#### Data records:
• • • • • • •

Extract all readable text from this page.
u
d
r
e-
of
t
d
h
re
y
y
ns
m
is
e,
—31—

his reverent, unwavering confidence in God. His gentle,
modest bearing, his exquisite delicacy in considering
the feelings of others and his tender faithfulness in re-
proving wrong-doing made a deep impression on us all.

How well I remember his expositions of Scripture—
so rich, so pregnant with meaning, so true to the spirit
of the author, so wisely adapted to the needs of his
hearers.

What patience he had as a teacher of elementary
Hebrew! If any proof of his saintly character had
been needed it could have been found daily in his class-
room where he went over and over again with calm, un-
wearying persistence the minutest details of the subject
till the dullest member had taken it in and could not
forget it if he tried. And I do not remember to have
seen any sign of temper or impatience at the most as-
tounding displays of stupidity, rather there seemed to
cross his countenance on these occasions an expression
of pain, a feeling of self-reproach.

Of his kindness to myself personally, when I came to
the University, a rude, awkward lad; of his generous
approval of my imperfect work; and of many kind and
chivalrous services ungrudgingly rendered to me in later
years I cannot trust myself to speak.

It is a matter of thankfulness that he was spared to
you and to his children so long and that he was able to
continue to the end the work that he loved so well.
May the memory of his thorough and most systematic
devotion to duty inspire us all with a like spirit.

• • • • • • •

#### Written request:
Copy out the full material exactly as it appears.

#### Exercise response:
Extract all readable text from this page.
u
d
r
e-
of
t
d
h
re
y
y
ns
m
is
e,
—31—

his reverent, unwavering confidence in God. His gentle,
modest bearing, his exquisite delicacy in considering
the feelings of others and his tender faithfulness in re-
proving wrong-doing made a deep impression on us all.

How well I remember his expositions of Scripture—
so rich, so pregnant with meaning, so true to the spirit
of the author, so wisely adapted to the needs of his
hearers.

What patience he had as a teacher of elementary
Hebrew! If any proof of his saintly character had
been needed it could have been found daily in his class-
room where he went over and over again with calm, un-
wearying persistence the minutest details of the subject
till the dullest member had taken it in and could not
forget it if he tried. And I do not remember to have
seen any sign of temper or impatience at the most as-
tounding displays of stupidity, rather there seemed to
cross his countenance on these occasions an expression
of pain, a feeling of self-reproach.

Of his kindness to myself personally, when I came to
the University, a rude, awkward lad; of his generous
approval of my imperfect work; and of many kind and
chivalrous services ungrudgingly rendered to me in later
years I cannot trust myself to speak.

It is a matter of thankfulness that he was spared to
you and to his children so long and that he was able to
continue to the end the work that he loved so well.
May the memory of his thorough and most systematic
devotion to duty inspire us all with a like spirit.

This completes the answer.